— THE TASK —
Within the material below, how many lines carry the word "legend"? Answer with a single number.

*** SOURCE MATERIAL ***

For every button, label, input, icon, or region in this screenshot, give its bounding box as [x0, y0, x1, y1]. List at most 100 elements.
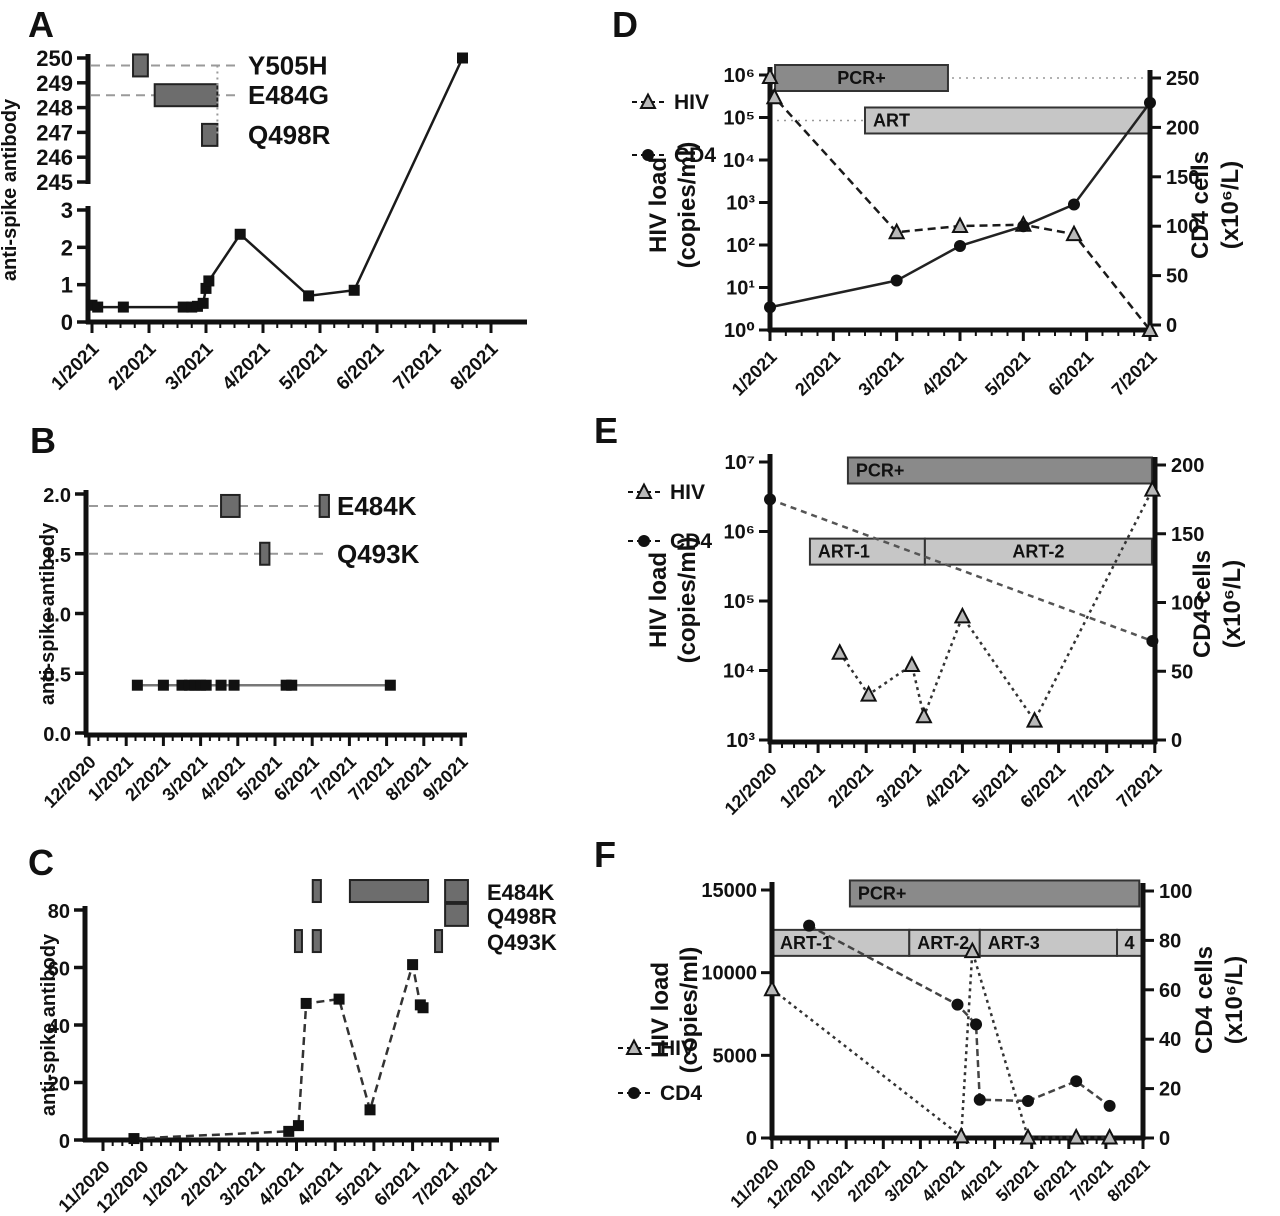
left-tick-label: 10⁶: [724, 65, 755, 87]
left-axis-title: (copies/ml): [674, 142, 701, 269]
left-tick-label: 10³: [726, 730, 755, 752]
hiv-marker-triangle: [1067, 1127, 1085, 1145]
treatment-bar-label-ART-2: ART-2: [917, 933, 969, 953]
y-tick-label: 247: [36, 120, 73, 145]
cd4-marker-circle: [764, 301, 776, 314]
mutation-box-E484K: [311, 879, 322, 904]
cd4-marker-circle: [890, 274, 903, 287]
mutation-label-Q493K: Q493K: [487, 930, 557, 955]
right-axis-title: CD4 cells: [1187, 151, 1214, 259]
left-axis-title: HIV load: [645, 552, 672, 648]
antibody-point-square: [228, 679, 240, 691]
hiv-marker-triangle: [1143, 479, 1162, 497]
y-axis-title: anti-spike antibody: [0, 98, 21, 281]
y-tick-label: 1: [61, 273, 73, 298]
mutation-box-E484K: [444, 879, 469, 904]
right-axis-title: (x10⁶/L): [1219, 560, 1246, 648]
cd4-marker-circle: [764, 493, 776, 506]
mutation-box-Q498R: [444, 902, 469, 927]
mutation-box-E484K: [220, 493, 241, 518]
right-tick-label: 0: [1171, 730, 1182, 752]
antibody-point-square: [215, 679, 227, 691]
antibody-series-line: [133, 964, 424, 1140]
right-tick-label: 80: [1159, 930, 1181, 952]
antibody-point-square: [364, 1104, 376, 1116]
y-tick-label: 2: [61, 235, 73, 260]
antibody-point-square: [197, 297, 209, 309]
antibody-point-square: [117, 301, 129, 313]
left-tick-label: 5000: [713, 1045, 758, 1067]
hiv-marker-triangle: [859, 684, 878, 702]
antibody-point-square: [234, 228, 246, 240]
cd4-marker-circle: [953, 239, 966, 252]
hiv-marker-triangle: [1100, 1127, 1119, 1145]
antibody-point-square: [191, 300, 203, 312]
right-tick-label: 20: [1159, 1079, 1181, 1101]
left-tick-label: 15000: [701, 880, 757, 902]
hiv-series-line: [838, 489, 1154, 724]
mutation-label-Q498R: Q498R: [248, 120, 331, 150]
hiv-marker-triangle: [1025, 710, 1044, 728]
hiv-marker-triangle: [953, 606, 972, 624]
y-tick-label: 0: [59, 1131, 70, 1153]
x-tick-label: 12/2020: [40, 752, 100, 812]
antibody-point-square: [176, 679, 188, 691]
hiv-series-line: [771, 950, 1110, 1139]
panel-B-chart: E484KQ493K0.00.51.01.52.012/20201/20212/…: [37, 485, 472, 812]
left-tick-label: 10⁵: [723, 591, 755, 613]
left-tick-label: 10⁵: [723, 108, 755, 130]
antibody-point-square: [286, 679, 298, 691]
left-axis-title: (copies/ml): [676, 947, 703, 1074]
mutation-box-E484G: [153, 83, 219, 108]
antibody-point-square: [177, 301, 189, 313]
x-tick-label: 12/2020: [721, 759, 781, 819]
legend-marker-circle: [628, 1087, 640, 1099]
cd4-series-line: [769, 101, 1151, 309]
mutation-label-Q493K: Q493K: [337, 539, 420, 569]
legend-marker-circle: [638, 535, 650, 547]
treatment-bar-ART-2: [923, 537, 1153, 566]
x-tick-label: 3/2021: [854, 347, 907, 400]
antibody-point-square: [183, 679, 195, 691]
y-tick-label: 3: [61, 198, 73, 223]
x-tick-label: 7/2021: [1064, 759, 1117, 812]
x-tick-label: 2/2021: [824, 759, 877, 812]
y-axis-title: anti-spike antibody: [37, 522, 59, 705]
y-tick-label: 1.0: [43, 605, 71, 627]
treatment-bar-label-4: 4: [1124, 933, 1134, 953]
x-tick-label: 4/2021: [918, 347, 971, 400]
mutation-label-E484K: E484K: [337, 491, 417, 521]
hiv-marker-triangle: [1019, 1127, 1037, 1145]
x-tick-label: 4/2021: [219, 338, 275, 394]
right-tick-label: 50: [1171, 661, 1193, 683]
treatment-bar-ART: [863, 106, 1151, 135]
treatment-bar-label-ART: ART: [873, 110, 910, 130]
y-tick-label: 1.5: [43, 545, 71, 567]
y-tick-label: 248: [36, 96, 73, 121]
x-tick-label: 5/2021: [981, 347, 1034, 400]
mutation-box-Q498R: [201, 122, 219, 147]
legend-marker-triangle: [639, 92, 657, 109]
right-axis-title: CD4 cells: [1191, 946, 1218, 1054]
hiv-marker-triangle: [1141, 320, 1159, 337]
antibody-point-square: [195, 679, 207, 691]
x-tick-label: 5/2021: [968, 759, 1021, 812]
treatment-bar-PCR+: [848, 879, 1141, 908]
mutation-box-Q493K: [434, 929, 444, 954]
y-tick-label: 0: [61, 310, 73, 335]
right-tick-label: 100: [1171, 593, 1204, 615]
x-tick-label: 2/2021: [105, 338, 161, 394]
treatment-bar-PCR+: [846, 456, 1153, 485]
mutation-box-Q493K: [311, 929, 322, 954]
mutation-label-Q498R: Q498R: [487, 904, 557, 929]
cd4-marker-circle: [1146, 635, 1159, 647]
left-tick-label: 10⁰: [724, 320, 755, 342]
cd4-series-line: [769, 498, 1153, 643]
legend-label-CD4: CD4: [674, 144, 716, 167]
x-tick-label: 2/2021: [791, 347, 844, 400]
y-tick-label: 80: [48, 901, 70, 923]
hiv-marker-triangle: [1065, 224, 1083, 242]
x-tick-label: 3/2021: [872, 759, 925, 812]
mutation-box-Q493K: [293, 929, 303, 954]
hiv-marker-triangle: [903, 655, 921, 672]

*** End of SOURCE MATERIAL ***

— SOLUTION TO THE PROBLEM —
4